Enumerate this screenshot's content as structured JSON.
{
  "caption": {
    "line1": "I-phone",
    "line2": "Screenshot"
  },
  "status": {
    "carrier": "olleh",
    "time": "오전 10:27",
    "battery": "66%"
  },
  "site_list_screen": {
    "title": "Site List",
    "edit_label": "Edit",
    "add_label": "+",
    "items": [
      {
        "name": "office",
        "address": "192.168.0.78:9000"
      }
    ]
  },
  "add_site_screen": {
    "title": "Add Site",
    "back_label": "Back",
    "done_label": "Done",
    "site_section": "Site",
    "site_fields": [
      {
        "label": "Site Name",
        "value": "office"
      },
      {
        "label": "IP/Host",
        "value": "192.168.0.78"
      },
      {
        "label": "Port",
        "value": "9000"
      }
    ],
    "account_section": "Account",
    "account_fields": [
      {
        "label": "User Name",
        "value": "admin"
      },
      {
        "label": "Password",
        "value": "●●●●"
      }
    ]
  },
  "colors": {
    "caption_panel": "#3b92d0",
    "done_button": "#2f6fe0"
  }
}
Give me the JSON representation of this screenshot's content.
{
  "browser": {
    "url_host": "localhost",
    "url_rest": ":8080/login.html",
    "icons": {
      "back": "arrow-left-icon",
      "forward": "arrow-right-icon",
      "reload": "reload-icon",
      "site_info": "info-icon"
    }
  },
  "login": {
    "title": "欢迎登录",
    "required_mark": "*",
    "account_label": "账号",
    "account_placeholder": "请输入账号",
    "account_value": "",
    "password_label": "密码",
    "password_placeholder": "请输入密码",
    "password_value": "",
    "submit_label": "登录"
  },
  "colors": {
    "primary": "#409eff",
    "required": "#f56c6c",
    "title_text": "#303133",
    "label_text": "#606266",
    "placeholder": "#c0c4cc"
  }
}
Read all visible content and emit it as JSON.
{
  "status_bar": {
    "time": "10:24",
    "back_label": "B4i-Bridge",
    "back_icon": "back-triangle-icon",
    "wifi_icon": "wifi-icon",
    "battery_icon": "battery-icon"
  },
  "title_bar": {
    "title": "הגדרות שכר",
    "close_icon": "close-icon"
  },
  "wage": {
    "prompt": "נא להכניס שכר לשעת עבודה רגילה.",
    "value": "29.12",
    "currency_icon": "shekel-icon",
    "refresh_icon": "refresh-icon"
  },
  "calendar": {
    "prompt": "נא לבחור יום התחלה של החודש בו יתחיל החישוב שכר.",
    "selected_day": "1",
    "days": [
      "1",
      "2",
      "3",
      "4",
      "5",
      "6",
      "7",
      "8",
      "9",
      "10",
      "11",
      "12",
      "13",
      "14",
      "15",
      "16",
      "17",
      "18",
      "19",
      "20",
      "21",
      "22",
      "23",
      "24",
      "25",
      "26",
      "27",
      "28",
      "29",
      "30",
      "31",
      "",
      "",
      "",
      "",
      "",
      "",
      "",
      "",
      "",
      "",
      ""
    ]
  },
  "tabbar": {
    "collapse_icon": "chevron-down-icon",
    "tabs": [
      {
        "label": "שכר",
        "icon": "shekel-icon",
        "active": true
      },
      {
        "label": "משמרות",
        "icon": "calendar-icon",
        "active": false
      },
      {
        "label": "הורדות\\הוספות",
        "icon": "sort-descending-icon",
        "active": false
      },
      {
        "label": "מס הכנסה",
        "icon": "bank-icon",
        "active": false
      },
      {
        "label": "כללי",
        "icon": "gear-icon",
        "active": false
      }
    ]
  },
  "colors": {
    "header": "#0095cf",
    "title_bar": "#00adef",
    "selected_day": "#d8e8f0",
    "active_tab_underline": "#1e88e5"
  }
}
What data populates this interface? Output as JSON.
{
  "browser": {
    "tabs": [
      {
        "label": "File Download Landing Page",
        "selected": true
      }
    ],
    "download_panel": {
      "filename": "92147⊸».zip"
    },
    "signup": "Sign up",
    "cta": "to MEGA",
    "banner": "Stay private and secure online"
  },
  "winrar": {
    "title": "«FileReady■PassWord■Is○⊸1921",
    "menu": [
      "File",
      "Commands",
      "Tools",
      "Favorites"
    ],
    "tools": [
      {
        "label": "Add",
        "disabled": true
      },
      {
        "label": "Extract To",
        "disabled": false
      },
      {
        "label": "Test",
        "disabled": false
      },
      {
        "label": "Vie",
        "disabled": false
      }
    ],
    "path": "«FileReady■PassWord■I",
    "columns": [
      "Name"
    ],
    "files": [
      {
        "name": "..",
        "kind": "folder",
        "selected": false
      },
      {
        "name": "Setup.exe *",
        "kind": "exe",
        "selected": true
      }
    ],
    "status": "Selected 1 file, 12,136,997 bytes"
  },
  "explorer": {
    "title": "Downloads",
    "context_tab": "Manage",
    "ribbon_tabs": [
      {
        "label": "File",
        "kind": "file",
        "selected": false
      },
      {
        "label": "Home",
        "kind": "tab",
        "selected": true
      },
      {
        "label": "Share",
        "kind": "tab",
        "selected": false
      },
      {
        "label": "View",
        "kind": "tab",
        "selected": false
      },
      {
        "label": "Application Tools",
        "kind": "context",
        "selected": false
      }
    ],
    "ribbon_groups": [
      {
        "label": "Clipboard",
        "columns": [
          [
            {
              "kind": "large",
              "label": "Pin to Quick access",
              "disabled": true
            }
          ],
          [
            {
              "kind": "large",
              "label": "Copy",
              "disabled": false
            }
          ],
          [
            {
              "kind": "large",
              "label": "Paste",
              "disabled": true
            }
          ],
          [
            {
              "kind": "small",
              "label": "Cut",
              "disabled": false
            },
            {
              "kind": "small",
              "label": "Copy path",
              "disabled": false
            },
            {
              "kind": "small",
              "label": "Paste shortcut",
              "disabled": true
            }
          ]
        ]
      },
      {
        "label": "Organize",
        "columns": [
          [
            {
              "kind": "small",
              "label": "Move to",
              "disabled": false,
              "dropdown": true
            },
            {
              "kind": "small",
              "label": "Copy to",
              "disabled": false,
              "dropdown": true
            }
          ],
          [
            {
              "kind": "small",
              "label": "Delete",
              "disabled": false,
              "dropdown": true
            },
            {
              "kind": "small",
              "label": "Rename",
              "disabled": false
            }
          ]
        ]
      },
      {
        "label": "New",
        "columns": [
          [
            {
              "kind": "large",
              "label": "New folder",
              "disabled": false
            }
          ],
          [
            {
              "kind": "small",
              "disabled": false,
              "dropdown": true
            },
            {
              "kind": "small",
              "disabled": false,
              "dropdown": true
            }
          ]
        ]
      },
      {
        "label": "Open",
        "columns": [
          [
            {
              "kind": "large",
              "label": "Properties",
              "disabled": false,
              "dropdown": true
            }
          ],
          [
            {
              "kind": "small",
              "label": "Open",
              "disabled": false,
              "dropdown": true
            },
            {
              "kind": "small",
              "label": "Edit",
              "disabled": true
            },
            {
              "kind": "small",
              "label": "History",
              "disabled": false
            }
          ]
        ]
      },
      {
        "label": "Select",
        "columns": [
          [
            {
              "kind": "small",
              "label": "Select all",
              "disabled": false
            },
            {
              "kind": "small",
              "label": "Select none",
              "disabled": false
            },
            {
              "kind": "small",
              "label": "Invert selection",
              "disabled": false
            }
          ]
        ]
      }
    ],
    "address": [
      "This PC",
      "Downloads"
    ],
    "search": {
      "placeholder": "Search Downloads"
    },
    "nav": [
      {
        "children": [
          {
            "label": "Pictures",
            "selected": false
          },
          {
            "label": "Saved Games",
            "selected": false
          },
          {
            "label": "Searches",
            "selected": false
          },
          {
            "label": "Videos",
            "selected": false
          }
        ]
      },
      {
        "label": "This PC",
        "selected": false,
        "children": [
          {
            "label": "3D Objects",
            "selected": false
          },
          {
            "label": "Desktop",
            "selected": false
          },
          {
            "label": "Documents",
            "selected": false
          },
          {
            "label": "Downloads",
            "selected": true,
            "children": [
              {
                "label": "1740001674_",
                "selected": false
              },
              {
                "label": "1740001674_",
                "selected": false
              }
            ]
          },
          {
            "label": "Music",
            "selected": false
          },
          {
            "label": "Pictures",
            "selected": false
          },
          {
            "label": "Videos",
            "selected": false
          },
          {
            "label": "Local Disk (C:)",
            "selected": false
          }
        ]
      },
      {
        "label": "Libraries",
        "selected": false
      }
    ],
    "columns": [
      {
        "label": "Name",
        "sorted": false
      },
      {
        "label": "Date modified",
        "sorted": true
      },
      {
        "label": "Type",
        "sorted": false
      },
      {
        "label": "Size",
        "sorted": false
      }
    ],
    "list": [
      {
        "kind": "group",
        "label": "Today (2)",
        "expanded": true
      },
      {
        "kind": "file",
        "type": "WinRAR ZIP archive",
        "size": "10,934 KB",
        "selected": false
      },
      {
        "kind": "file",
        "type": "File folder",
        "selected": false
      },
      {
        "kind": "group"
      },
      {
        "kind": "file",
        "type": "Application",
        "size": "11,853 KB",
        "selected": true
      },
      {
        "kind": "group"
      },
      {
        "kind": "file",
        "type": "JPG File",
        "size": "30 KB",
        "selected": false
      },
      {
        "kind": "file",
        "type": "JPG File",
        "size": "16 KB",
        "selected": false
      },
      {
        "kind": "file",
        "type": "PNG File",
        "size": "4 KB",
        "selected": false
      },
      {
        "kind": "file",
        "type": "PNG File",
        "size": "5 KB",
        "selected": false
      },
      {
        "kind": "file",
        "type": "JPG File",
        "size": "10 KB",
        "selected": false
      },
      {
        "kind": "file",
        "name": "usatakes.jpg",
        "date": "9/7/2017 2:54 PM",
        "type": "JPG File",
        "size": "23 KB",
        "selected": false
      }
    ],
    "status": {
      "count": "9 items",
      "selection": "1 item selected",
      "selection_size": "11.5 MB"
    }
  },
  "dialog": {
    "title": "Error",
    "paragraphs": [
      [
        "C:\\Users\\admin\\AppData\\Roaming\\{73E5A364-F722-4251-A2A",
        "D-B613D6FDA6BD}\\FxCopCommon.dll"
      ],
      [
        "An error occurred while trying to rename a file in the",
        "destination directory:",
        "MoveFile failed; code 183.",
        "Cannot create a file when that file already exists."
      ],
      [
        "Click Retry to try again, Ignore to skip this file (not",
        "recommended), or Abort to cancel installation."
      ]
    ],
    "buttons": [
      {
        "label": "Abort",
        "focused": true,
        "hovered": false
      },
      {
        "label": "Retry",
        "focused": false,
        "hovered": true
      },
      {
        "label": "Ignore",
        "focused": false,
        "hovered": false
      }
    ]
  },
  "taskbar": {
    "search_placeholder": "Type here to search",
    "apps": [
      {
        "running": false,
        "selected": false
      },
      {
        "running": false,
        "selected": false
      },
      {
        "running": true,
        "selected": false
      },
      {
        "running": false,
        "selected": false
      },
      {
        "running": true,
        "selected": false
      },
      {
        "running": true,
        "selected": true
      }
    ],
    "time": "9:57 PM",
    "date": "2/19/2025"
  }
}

==========

◆ Instruction
Pick every line with "admin" in it and copy it.

◆ Result of the exercise
        "value": "admin"
        "C:\\Users\\admin\\AppData\\Roaming\\{73E5A364-F722-4251-A2A",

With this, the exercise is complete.